━━━━━ Data in this exercise ━━━━━

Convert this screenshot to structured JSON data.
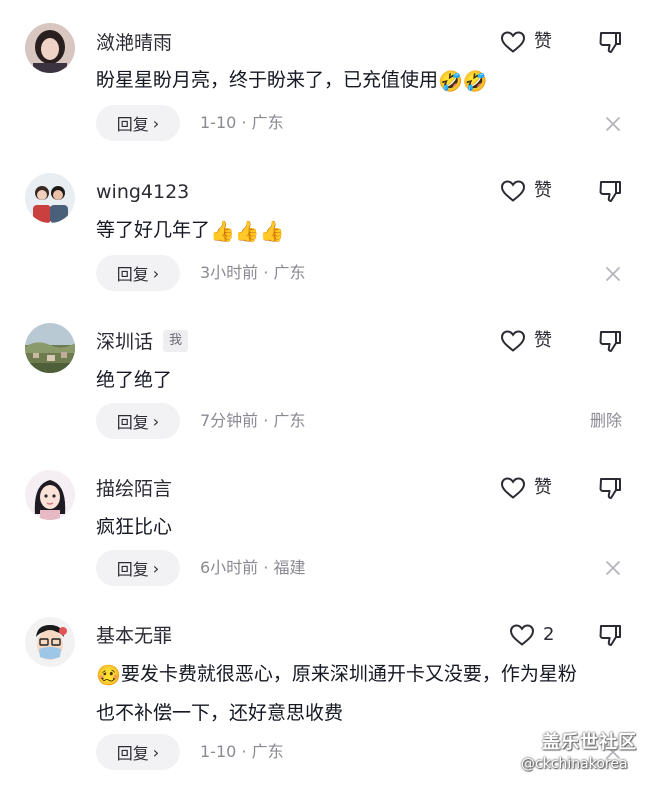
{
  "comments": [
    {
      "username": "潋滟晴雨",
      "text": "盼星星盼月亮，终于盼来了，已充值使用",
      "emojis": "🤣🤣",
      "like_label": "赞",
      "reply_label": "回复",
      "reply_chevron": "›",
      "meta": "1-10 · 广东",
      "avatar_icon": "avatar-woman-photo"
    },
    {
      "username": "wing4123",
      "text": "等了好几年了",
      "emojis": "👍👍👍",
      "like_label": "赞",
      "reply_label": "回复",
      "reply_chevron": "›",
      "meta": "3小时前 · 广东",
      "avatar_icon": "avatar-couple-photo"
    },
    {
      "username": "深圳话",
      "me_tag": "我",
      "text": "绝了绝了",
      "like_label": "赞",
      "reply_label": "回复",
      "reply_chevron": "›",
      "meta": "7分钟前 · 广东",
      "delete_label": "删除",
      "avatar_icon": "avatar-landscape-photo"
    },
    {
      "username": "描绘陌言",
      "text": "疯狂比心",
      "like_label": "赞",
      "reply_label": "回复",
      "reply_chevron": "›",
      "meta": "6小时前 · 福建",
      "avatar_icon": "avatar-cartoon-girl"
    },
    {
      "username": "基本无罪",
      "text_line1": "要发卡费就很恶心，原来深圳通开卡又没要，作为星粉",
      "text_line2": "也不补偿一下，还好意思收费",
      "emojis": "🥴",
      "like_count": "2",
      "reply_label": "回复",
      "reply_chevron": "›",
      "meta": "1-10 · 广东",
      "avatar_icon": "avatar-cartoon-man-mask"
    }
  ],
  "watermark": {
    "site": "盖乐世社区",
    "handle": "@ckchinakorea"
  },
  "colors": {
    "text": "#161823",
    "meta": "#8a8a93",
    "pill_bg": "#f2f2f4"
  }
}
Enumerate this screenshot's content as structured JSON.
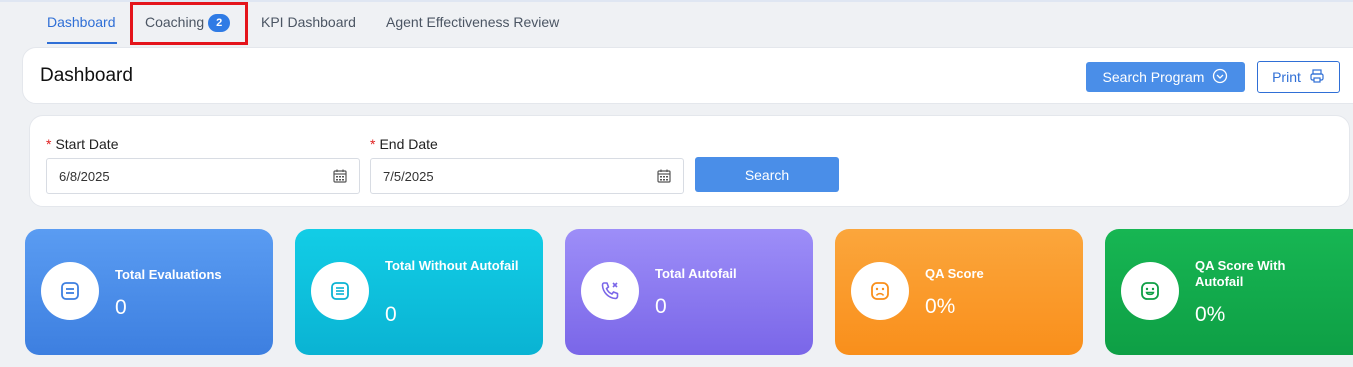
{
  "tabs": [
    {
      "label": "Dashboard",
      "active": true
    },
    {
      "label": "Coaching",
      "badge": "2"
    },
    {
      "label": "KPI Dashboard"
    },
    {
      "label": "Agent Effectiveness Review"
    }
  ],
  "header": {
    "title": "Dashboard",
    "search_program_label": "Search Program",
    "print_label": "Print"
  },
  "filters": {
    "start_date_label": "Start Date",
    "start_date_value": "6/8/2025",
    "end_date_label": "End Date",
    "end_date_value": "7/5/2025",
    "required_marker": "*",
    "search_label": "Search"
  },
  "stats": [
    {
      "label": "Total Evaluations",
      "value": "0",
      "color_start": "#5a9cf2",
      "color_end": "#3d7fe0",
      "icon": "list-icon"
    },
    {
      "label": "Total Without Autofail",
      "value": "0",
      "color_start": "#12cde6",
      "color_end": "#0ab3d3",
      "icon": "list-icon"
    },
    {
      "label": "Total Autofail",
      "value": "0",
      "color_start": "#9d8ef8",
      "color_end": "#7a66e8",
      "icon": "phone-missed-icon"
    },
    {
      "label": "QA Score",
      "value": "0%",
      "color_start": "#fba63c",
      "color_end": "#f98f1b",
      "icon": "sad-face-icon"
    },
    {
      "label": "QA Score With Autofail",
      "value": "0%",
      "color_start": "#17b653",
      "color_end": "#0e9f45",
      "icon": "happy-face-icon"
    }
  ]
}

━━━━━

» What to work on
Pick each line holding the word "Total" out of the data and copy it.

» The response
      "label": "Total Evaluations",
      "label": "Total Without Autofail",
      "label": "Total Autofail",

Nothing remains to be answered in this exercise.